● Instructions to follow
Filter the listing below, copying every line in which the word "Length" appears.

Start of Extracted records

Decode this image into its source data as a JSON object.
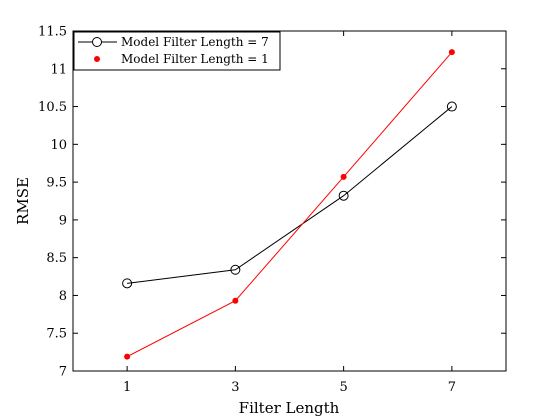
{
  "chart_data": {
    "type": "line",
    "xlabel": "Filter Length",
    "ylabel": "RMSE",
    "xlim": [
      0,
      8
    ],
    "ylim": [
      7,
      11.5
    ],
    "xticks": [
      1,
      3,
      5,
      7
    ],
    "xtick_labels": [
      "1",
      "3",
      "5",
      "7"
    ],
    "yticks": [
      7,
      7.5,
      8,
      8.5,
      9,
      9.5,
      10,
      10.5,
      11,
      11.5
    ],
    "ytick_labels": [
      "7",
      "7.5",
      "8",
      "8.5",
      "9",
      "9.5",
      "10",
      "10.5",
      "11",
      "11.5"
    ],
    "grid": false,
    "legend_position": "top-left",
    "x": [
      1,
      3,
      5,
      7
    ],
    "series": [
      {
        "name": "Model Filter Length = 7",
        "values": [
          8.16,
          8.34,
          9.32,
          10.5
        ],
        "color": "#000000",
        "marker": "open-circle"
      },
      {
        "name": "Model Filter Length = 1",
        "values": [
          7.19,
          7.93,
          9.57,
          11.22
        ],
        "color": "#ff0000",
        "marker": "filled-dot"
      }
    ]
  }
}
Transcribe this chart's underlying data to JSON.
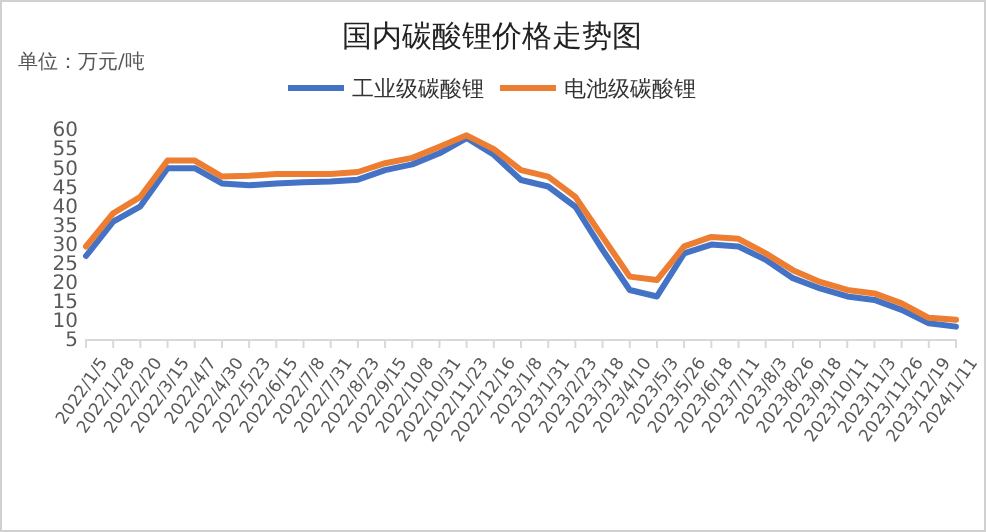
{
  "chart_data": {
    "type": "line",
    "title": "国内碳酸锂价格走势图",
    "annotations": [
      "单位：万元/吨"
    ],
    "categories": [
      "2022/1/5",
      "2022/1/28",
      "2022/2/20",
      "2022/3/15",
      "2022/4/7",
      "2022/4/30",
      "2022/5/23",
      "2022/6/15",
      "2022/7/8",
      "2022/7/31",
      "2022/8/23",
      "2022/9/15",
      "2022/10/8",
      "2022/10/31",
      "2022/11/23",
      "2022/12/16",
      "2023/1/8",
      "2023/1/31",
      "2023/2/23",
      "2023/3/18",
      "2023/4/10",
      "2023/5/3",
      "2023/5/26",
      "2023/6/18",
      "2023/7/11",
      "2023/8/3",
      "2023/8/26",
      "2023/9/18",
      "2023/10/11",
      "2023/11/3",
      "2023/11/26",
      "2023/12/19",
      "2024/1/11"
    ],
    "series": [
      {
        "name": "工业级碳酸锂",
        "color": "#4472c4",
        "values": [
          27,
          36,
          40,
          50,
          50,
          46,
          45.5,
          46,
          46.3,
          46.5,
          47,
          49.5,
          51,
          53.9,
          57.9,
          53.5,
          46.9,
          45.2,
          39.9,
          28.6,
          18.1,
          16.4,
          27.7,
          30,
          29.5,
          26,
          21.2,
          18.5,
          16.4,
          15.5,
          12.9,
          9.4,
          8.5
        ]
      },
      {
        "name": "电池级碳酸锂",
        "color": "#ed7d31",
        "values": [
          29.5,
          38.2,
          42.5,
          52,
          52,
          47.8,
          48,
          48.5,
          48.5,
          48.5,
          49,
          51.3,
          52.7,
          55.6,
          58.6,
          55,
          49.5,
          47.8,
          42.5,
          32,
          21.6,
          20.7,
          29.5,
          32,
          31.5,
          27.7,
          23.3,
          20.2,
          18.1,
          17.2,
          14.6,
          10.8,
          10.3
        ]
      }
    ],
    "ylim": [
      5,
      60
    ],
    "yticks": [
      5,
      10,
      15,
      20,
      25,
      30,
      35,
      40,
      45,
      50,
      55,
      60
    ],
    "grid": false,
    "legend": "top",
    "marker": "none",
    "line_style": "solid"
  }
}
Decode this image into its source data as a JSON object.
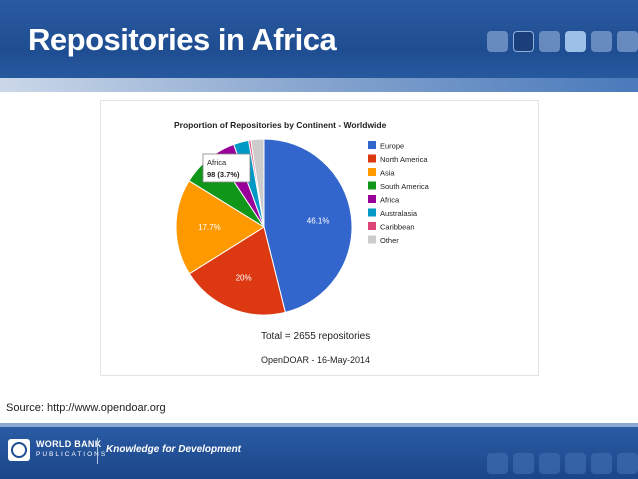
{
  "slide": {
    "title": "Repositories in Africa",
    "source": "Source: http://www.opendoar.org"
  },
  "footer": {
    "logo_line1": "WORLD BANK",
    "logo_line2": "PUBLICATIONS",
    "tagline": "Knowledge for Development"
  },
  "chart_data": {
    "type": "pie",
    "title": "Proportion of Repositories by Continent - Worldwide",
    "slices": [
      {
        "label": "Europe",
        "percent": 46.1,
        "color": "#3366cc",
        "data_label": "46.1%"
      },
      {
        "label": "North America",
        "percent": 20.0,
        "color": "#dc3912",
        "data_label": "20%"
      },
      {
        "label": "Asia",
        "percent": 17.7,
        "color": "#ff9900",
        "data_label": "17.7%"
      },
      {
        "label": "South America",
        "percent": 6.9,
        "color": "#109618",
        "data_label": ""
      },
      {
        "label": "Africa",
        "percent": 3.7,
        "color": "#990099",
        "data_label": ""
      },
      {
        "label": "Australasia",
        "percent": 2.8,
        "color": "#0099c6",
        "data_label": ""
      },
      {
        "label": "Caribbean",
        "percent": 0.4,
        "color": "#dd4477",
        "data_label": ""
      },
      {
        "label": "Other",
        "percent": 2.4,
        "color": "#cccccc",
        "data_label": ""
      }
    ],
    "tooltip": {
      "label": "Africa",
      "value": "98 (3.7%)"
    },
    "legend_position": "right",
    "total_text": "Total = 2655 repositories",
    "caption": "OpenDOAR - 16-May-2014"
  }
}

End of Extracted records

● Solution
    "xlabel": "Filter Length",
        "name": "Model Filter Length = 7",
        "name": "Model Filter Length = 1",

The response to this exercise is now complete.